Jornada Paranaense de Agroecologia

um projeto popular e soberano para a agricultura

Em meio as contradições e consequências do agronegócio, a Jornada de Agroecologia firma-se como um espaço de articulação entre movimentos sociais e agricultores familiares de todas as regiões do estado, na luta pela construção de uma proposta alternativa de agricultura.

Em entrevista, João Pedro Stédile, da direção nacional do Movimento dos Trabalhadores Rurais Sem Terra (MST), afirma que “Os movimentos sociais do campo do Paraná cumpriram um papel histórico, ao longo desses 12 anos, de terem protagonizado a defesa da agroecologia como um modelo alternativo necessário para se contrapor ao modelo do capital e, por isso, os companheiros daqui estão de parabéns porque a cada ano a jornada vai evoluindo e consolidando essa combinação entre conhecimentos e saberes populares, com conhecimento científico, com intercâmbio de pesquisas que vão dando sustentação de que a agroecologia é viável e que é a única maneira de fazermos uma produção de alimento saudável”.

> [Tarefa atribuída]
Extraia, sem qualquer alteração, o trecho do texto sobre a Jornada Paranaense de Agroecologia que se inicia nas palavras "Em meio as contradições" e termina após "alternativa de agricultura.".

> [Linhas de origem]
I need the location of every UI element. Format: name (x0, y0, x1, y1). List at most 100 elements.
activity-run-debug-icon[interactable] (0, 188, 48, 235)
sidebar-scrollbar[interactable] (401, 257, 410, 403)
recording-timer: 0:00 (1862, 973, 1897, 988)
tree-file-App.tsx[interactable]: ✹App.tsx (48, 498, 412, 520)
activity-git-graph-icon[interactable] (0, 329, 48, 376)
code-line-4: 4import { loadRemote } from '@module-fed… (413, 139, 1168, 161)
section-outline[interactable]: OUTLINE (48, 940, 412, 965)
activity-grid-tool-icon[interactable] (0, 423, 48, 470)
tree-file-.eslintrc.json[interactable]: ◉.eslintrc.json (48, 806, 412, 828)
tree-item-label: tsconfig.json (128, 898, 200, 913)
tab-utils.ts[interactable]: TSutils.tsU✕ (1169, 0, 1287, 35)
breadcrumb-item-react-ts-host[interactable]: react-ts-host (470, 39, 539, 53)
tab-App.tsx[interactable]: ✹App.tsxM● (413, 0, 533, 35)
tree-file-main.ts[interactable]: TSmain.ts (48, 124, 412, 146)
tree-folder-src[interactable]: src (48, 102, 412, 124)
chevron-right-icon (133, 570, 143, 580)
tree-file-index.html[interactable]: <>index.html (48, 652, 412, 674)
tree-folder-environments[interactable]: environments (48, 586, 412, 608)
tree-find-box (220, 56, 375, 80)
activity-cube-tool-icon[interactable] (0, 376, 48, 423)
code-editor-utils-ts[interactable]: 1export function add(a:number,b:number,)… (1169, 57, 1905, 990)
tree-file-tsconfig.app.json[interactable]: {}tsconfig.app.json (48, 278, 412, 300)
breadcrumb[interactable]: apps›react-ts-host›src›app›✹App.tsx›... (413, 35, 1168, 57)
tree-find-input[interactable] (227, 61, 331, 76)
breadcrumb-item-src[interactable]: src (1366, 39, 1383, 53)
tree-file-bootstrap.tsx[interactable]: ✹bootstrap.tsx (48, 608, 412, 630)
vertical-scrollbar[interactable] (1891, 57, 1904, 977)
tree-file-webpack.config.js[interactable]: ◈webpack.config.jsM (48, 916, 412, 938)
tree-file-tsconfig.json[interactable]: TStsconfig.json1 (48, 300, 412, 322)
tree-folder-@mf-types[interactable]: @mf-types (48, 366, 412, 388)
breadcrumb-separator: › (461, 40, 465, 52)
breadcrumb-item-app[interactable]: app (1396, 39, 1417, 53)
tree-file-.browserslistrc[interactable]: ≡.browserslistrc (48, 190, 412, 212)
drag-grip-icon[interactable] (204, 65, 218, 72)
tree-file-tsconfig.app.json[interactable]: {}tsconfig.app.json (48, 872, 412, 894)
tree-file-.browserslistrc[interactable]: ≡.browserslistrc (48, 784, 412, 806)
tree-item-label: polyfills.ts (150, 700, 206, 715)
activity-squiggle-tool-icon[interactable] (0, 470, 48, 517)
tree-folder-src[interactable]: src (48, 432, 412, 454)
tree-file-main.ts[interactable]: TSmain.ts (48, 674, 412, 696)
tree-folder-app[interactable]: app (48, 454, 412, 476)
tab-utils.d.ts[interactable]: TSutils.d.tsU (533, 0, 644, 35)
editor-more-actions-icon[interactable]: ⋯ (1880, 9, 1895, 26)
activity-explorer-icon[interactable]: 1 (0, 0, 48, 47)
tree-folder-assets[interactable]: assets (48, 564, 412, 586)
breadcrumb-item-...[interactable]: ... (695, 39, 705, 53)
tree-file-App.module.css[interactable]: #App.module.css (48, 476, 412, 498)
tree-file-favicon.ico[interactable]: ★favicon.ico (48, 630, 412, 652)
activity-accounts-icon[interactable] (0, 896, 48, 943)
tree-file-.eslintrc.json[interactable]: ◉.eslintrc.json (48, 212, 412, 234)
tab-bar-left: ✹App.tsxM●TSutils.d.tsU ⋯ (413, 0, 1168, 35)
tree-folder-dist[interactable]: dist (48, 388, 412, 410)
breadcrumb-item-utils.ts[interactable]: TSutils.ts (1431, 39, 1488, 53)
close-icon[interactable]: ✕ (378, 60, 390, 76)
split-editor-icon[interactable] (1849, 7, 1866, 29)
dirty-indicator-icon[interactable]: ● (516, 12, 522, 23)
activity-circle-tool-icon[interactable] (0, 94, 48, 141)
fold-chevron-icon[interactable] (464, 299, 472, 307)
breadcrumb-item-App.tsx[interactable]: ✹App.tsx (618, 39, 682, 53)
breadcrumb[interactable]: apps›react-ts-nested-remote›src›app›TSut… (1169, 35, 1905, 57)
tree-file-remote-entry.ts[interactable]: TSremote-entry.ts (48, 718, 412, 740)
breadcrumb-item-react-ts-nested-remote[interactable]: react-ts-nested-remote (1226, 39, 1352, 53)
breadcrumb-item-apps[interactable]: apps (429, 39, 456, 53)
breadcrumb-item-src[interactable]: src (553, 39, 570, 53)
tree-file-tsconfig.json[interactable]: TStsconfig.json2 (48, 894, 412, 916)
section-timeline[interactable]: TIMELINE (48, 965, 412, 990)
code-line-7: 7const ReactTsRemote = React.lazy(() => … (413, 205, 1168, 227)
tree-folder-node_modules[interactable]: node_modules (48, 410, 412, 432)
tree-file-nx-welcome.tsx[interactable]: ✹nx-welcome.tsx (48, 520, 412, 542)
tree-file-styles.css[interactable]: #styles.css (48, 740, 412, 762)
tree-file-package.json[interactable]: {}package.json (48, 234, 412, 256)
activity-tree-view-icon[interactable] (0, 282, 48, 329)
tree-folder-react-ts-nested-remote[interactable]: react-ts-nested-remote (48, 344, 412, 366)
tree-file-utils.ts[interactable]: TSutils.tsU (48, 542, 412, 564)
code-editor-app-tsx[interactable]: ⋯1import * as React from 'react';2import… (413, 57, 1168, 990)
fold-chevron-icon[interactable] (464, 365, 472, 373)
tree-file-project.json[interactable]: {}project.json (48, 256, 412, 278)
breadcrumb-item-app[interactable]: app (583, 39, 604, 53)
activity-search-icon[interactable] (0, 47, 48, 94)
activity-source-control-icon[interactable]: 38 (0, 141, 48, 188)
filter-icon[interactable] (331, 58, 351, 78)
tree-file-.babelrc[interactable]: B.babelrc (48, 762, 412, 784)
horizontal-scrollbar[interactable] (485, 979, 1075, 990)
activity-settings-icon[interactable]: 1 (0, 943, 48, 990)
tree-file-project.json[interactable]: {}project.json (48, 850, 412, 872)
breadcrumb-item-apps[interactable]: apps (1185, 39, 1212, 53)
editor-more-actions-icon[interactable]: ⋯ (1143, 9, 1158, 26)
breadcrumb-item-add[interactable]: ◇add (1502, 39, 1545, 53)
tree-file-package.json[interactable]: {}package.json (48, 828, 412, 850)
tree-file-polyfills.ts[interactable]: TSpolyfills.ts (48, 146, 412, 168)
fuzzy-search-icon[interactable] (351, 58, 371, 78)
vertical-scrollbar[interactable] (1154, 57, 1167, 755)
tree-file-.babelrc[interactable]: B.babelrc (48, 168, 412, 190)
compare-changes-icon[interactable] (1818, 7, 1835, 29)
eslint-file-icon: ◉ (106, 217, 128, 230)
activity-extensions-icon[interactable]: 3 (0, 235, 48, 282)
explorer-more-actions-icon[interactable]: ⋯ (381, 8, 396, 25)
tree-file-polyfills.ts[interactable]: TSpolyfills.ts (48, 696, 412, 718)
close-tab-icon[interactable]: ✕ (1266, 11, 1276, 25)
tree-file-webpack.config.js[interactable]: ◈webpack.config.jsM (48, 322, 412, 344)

> [Resposta]
Em meio as contradições e consequências do agronegócio, a Jornada de Agroecologia firma-se como um espaço de articulação entre movimentos sociais e agricultores familiares de todas as regiões do estado, na luta pela construção de uma proposta alternativa de agricultura.